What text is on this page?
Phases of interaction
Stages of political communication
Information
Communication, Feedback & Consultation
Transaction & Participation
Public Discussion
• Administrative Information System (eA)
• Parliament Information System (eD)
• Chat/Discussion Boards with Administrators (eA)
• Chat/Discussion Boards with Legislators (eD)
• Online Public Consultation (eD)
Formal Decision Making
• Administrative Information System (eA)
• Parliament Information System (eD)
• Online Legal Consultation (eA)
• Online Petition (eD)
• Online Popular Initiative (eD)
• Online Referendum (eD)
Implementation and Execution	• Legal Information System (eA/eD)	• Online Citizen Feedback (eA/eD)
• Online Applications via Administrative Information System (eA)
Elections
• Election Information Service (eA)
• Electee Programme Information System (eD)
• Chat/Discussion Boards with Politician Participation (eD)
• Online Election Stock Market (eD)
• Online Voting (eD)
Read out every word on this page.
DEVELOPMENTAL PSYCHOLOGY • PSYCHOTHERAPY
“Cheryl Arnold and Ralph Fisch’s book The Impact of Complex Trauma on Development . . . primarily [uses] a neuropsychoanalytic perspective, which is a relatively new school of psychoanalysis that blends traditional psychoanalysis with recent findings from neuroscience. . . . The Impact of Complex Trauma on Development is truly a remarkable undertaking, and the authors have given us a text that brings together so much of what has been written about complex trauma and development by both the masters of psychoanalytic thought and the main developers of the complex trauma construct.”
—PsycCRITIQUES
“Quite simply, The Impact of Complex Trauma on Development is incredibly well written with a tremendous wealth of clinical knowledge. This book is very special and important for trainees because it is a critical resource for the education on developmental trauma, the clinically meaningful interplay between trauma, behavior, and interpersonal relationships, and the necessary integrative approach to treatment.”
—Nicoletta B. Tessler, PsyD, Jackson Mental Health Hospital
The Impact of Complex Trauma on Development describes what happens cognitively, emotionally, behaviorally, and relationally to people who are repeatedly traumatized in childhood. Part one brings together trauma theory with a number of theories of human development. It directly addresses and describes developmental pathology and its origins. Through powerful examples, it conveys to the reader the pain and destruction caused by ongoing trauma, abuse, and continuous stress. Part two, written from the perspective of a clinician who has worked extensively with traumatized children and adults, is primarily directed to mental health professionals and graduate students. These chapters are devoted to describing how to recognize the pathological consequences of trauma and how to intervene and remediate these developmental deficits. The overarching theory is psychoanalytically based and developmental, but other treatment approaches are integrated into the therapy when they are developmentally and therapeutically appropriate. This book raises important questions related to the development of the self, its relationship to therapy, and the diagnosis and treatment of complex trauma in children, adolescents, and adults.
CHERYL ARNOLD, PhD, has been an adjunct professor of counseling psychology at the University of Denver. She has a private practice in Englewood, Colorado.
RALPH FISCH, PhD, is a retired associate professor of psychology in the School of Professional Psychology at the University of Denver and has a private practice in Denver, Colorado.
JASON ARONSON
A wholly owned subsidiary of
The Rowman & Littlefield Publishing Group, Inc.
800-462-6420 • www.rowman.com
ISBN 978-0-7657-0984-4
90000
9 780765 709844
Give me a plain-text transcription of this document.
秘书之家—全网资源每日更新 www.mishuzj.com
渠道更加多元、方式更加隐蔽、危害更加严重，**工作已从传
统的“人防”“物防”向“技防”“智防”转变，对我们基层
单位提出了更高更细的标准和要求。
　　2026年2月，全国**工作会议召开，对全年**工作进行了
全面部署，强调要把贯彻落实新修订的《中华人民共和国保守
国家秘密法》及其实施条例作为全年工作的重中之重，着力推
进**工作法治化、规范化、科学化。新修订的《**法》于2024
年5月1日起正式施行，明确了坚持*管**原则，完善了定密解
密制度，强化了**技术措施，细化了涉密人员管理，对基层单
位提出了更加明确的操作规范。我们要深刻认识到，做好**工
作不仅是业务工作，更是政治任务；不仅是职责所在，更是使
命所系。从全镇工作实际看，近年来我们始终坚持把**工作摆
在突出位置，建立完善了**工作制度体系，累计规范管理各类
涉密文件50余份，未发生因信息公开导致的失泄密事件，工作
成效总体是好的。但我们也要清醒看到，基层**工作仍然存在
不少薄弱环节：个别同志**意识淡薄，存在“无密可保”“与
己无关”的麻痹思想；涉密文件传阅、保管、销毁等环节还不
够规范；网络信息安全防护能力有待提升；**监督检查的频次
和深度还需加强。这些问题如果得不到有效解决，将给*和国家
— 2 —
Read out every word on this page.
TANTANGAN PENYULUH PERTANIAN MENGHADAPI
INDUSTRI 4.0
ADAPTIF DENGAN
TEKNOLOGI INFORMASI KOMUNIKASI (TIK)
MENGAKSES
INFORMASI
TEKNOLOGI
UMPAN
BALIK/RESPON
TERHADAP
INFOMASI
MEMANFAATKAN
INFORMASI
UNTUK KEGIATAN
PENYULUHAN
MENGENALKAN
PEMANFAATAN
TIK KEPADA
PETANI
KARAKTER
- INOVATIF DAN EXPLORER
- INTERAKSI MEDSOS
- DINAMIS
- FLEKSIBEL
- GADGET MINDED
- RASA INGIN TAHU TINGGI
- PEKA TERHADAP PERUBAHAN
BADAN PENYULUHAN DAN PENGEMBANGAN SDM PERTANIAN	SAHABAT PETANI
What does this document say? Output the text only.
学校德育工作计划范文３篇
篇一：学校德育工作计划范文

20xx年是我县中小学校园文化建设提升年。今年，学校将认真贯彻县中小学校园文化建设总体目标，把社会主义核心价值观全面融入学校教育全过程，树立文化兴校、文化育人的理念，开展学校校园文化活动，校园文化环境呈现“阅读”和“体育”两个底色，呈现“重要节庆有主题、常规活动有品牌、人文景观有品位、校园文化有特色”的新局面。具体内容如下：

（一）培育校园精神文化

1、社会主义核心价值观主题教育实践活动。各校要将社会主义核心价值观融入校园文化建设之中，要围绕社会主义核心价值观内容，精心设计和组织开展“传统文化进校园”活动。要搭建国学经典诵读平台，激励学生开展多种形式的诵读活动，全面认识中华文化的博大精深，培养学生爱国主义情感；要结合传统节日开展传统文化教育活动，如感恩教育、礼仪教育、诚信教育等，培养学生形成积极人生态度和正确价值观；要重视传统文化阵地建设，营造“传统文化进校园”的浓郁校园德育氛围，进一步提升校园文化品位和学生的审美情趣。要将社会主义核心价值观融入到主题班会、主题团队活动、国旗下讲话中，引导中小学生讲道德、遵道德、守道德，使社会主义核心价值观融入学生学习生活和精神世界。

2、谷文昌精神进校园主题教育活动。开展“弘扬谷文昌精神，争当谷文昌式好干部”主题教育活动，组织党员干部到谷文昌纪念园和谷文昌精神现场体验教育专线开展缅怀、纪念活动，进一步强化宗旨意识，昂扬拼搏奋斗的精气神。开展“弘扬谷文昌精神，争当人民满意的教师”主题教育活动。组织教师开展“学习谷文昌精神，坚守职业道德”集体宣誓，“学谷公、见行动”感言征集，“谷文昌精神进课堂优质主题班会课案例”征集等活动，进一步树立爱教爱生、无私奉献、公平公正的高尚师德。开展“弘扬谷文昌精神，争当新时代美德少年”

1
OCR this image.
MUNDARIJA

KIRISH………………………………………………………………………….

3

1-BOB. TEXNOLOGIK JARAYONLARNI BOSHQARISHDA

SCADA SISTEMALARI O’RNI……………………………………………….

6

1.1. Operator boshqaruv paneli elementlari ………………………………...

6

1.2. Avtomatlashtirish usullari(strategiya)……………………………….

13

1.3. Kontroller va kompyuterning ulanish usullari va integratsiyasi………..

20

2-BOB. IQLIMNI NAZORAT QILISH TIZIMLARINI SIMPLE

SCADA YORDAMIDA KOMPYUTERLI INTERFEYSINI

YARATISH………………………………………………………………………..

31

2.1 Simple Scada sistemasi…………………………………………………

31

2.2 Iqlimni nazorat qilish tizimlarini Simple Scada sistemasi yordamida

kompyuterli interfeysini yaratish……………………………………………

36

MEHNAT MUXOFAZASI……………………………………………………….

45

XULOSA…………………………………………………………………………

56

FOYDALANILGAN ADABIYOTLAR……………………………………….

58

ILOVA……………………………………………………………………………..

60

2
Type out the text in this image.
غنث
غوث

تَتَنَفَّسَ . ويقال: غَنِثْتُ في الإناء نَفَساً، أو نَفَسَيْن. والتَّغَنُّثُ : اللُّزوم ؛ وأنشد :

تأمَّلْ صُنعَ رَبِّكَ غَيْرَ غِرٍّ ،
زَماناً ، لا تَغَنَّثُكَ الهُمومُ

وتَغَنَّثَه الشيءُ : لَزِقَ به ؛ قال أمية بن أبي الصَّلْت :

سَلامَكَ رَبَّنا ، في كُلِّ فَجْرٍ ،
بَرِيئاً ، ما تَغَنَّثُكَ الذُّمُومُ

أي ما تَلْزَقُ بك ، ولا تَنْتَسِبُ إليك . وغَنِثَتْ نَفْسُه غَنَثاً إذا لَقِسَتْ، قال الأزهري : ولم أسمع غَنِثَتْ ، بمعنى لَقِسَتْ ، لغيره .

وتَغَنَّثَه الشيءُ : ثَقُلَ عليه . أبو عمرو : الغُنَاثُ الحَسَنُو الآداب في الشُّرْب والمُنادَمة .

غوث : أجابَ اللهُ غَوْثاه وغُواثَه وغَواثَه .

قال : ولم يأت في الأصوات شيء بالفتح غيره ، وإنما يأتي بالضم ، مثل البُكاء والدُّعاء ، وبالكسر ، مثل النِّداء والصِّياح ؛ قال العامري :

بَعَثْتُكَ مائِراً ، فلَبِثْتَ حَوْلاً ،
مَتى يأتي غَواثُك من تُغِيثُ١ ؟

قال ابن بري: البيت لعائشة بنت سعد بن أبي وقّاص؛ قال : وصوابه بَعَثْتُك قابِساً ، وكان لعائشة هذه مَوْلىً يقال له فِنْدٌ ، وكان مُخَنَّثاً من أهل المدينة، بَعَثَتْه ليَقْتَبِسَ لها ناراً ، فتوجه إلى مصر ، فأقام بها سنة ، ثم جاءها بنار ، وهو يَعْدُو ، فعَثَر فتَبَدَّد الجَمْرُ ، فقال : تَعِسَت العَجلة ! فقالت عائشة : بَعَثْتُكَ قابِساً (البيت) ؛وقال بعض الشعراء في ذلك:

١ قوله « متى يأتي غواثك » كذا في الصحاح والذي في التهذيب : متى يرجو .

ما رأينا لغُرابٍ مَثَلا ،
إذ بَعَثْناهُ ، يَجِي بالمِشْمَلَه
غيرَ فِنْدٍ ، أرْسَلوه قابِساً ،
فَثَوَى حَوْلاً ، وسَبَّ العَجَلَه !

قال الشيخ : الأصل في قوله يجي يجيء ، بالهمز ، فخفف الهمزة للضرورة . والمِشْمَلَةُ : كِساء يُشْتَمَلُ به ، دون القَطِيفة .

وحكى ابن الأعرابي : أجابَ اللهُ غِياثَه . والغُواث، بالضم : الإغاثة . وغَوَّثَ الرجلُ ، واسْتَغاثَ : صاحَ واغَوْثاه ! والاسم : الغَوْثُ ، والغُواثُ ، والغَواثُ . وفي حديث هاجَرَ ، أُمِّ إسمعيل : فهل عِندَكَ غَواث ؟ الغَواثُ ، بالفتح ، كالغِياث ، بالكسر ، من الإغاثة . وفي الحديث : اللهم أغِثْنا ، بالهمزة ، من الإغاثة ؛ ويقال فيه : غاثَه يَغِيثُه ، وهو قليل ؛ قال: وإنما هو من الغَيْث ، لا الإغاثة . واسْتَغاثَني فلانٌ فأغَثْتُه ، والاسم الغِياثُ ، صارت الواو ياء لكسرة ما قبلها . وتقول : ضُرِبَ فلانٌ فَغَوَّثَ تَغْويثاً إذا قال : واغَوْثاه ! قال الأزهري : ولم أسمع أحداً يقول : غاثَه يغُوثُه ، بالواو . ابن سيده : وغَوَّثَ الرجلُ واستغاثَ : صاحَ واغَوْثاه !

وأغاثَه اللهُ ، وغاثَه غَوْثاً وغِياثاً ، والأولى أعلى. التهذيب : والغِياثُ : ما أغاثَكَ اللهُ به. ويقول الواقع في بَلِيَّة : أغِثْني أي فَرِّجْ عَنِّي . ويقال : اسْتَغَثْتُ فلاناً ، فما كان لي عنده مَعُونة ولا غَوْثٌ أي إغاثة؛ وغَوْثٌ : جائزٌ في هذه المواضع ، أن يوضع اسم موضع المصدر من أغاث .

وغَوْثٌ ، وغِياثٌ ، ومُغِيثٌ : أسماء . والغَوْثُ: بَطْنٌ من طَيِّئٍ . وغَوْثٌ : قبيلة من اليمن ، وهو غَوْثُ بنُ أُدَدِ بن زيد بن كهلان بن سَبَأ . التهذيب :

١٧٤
__________
To do: Copy each line of the listing that includes "Legal".

Response to this task:
• Online Legal Consultation (eA)
Implementation and Execution	• Legal Information System (eA/eD)	• Online Citizen Feedback (eA/eD)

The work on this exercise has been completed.